### Task objective
Reproduce the records word for word, from the first line up to and including the line containing "housing-foot xyxy=(241,329,301,363)".

════════════════════

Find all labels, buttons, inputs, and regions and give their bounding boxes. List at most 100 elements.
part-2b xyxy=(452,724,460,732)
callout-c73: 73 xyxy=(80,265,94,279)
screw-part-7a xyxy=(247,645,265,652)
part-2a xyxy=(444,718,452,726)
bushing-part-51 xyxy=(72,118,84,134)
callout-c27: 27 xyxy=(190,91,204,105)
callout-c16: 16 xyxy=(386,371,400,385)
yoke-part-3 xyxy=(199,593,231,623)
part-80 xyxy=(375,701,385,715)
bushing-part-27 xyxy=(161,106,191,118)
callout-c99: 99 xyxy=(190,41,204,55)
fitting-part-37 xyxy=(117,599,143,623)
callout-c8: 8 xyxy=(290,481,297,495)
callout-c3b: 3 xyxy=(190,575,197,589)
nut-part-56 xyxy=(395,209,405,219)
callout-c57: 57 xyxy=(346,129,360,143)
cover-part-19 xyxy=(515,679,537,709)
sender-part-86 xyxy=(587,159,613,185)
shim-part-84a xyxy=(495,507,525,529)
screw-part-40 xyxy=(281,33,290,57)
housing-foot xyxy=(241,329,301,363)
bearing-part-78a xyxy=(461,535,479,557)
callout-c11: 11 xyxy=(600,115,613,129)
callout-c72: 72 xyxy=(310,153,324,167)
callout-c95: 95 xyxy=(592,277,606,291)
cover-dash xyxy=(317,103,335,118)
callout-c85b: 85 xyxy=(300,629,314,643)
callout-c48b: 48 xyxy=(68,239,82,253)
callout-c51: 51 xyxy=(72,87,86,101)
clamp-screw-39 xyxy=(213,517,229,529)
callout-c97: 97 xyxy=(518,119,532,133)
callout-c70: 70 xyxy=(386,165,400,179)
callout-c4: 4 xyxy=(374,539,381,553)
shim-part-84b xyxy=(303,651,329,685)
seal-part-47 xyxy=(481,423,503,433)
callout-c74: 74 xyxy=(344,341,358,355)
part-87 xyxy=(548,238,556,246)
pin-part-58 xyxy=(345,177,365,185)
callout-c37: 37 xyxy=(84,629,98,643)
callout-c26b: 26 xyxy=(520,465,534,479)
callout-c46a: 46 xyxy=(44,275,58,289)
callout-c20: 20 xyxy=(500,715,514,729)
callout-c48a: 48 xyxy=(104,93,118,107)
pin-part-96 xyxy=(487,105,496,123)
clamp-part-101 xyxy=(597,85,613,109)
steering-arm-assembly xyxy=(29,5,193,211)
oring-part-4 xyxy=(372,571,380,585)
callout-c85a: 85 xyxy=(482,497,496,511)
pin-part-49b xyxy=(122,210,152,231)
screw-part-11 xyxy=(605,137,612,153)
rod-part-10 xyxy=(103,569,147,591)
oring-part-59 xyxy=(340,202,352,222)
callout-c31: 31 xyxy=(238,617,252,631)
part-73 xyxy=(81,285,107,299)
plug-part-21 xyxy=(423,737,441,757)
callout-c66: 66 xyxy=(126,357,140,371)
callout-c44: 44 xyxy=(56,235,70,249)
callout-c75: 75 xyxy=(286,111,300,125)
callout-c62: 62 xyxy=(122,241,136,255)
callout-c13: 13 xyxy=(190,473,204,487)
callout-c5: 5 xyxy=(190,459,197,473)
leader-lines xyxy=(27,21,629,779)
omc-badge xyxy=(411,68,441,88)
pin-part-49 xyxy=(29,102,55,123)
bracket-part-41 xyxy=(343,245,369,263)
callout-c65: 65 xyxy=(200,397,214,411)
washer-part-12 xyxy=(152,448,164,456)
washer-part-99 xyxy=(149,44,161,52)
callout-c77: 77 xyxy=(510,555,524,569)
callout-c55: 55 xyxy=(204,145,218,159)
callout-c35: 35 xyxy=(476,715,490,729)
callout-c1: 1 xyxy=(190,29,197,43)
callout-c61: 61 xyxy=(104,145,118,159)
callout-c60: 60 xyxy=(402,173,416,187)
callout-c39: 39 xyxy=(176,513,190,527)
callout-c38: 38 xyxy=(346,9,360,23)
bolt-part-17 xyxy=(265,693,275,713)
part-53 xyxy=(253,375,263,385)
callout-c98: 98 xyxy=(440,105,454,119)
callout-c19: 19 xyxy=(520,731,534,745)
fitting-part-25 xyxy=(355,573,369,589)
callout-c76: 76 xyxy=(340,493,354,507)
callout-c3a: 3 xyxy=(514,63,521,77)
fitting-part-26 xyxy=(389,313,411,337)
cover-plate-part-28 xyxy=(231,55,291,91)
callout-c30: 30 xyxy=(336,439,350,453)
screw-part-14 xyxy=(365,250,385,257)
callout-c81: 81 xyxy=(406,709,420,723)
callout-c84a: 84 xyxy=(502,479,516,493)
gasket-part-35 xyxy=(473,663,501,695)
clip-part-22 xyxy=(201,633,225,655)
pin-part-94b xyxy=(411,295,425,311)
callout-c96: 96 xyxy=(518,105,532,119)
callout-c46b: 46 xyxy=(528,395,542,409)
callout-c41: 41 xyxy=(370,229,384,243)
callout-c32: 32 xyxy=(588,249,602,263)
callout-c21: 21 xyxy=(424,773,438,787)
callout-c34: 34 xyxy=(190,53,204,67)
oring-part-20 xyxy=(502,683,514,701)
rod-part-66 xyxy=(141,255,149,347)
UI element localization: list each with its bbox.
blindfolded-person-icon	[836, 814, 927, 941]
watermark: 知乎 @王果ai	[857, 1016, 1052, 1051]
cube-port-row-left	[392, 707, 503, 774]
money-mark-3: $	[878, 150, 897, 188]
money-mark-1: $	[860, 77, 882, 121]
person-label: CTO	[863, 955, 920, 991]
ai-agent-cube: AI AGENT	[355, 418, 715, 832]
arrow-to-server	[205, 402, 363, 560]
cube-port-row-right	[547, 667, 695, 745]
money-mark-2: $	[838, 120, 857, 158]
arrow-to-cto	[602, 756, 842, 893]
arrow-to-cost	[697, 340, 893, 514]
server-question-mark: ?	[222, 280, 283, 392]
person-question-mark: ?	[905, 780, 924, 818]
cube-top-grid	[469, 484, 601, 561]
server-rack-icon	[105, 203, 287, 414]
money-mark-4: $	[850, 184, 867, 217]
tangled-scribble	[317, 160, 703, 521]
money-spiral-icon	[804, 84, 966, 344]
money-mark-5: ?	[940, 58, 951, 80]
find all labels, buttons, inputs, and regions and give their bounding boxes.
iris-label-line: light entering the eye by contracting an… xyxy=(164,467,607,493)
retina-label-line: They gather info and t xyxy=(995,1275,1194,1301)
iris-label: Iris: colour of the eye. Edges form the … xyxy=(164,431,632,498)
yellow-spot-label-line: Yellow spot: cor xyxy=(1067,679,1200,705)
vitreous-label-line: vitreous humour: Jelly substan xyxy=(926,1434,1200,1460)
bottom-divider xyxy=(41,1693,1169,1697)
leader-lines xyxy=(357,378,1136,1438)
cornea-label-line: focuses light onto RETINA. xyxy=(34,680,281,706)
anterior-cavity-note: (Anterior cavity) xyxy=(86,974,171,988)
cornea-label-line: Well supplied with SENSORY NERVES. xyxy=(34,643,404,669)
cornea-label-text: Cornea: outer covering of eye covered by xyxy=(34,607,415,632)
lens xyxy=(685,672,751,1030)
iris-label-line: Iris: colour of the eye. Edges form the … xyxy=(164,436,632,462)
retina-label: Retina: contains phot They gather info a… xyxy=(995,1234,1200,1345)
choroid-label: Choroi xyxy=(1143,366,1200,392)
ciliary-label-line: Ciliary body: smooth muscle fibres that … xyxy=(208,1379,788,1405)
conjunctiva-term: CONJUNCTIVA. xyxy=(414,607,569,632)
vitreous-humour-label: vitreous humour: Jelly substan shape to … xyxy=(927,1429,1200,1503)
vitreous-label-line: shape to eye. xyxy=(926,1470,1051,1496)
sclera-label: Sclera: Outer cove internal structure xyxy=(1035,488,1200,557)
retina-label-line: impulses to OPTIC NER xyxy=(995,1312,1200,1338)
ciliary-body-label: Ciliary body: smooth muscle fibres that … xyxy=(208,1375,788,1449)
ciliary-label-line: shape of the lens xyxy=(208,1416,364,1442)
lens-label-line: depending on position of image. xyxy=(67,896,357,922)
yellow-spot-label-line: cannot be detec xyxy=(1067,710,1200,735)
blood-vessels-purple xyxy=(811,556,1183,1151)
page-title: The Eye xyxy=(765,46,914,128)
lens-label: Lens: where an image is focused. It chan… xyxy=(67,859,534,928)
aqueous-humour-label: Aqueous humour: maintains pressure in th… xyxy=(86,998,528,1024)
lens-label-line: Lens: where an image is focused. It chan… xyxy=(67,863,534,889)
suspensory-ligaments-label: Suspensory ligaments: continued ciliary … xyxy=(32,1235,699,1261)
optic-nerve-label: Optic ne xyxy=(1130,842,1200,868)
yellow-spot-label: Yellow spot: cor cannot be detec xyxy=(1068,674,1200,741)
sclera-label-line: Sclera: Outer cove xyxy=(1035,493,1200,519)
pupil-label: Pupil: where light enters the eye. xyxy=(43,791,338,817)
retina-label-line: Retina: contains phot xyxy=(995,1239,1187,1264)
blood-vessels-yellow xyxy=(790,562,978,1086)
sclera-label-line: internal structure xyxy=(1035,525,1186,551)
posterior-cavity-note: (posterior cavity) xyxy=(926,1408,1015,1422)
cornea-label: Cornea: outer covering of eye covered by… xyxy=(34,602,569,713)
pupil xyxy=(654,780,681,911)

════════════════════

### Written answer
Find all labels, buttons, inputs, and regions and give their bounding boxes. List at most 100 elements.
part-2b xyxy=(452,724,460,732)
callout-c73: 73 xyxy=(80,265,94,279)
screw-part-7a xyxy=(247,645,265,652)
part-2a xyxy=(444,718,452,726)
bushing-part-51 xyxy=(72,118,84,134)
callout-c27: 27 xyxy=(190,91,204,105)
callout-c16: 16 xyxy=(386,371,400,385)
yoke-part-3 xyxy=(199,593,231,623)
part-80 xyxy=(375,701,385,715)
bushing-part-27 xyxy=(161,106,191,118)
callout-c99: 99 xyxy=(190,41,204,55)
fitting-part-37 xyxy=(117,599,143,623)
callout-c8: 8 xyxy=(290,481,297,495)
callout-c3b: 3 xyxy=(190,575,197,589)
nut-part-56 xyxy=(395,209,405,219)
callout-c57: 57 xyxy=(346,129,360,143)
cover-part-19 xyxy=(515,679,537,709)
sender-part-86 xyxy=(587,159,613,185)
shim-part-84a xyxy=(495,507,525,529)
screw-part-40 xyxy=(281,33,290,57)
housing-foot xyxy=(241,329,301,363)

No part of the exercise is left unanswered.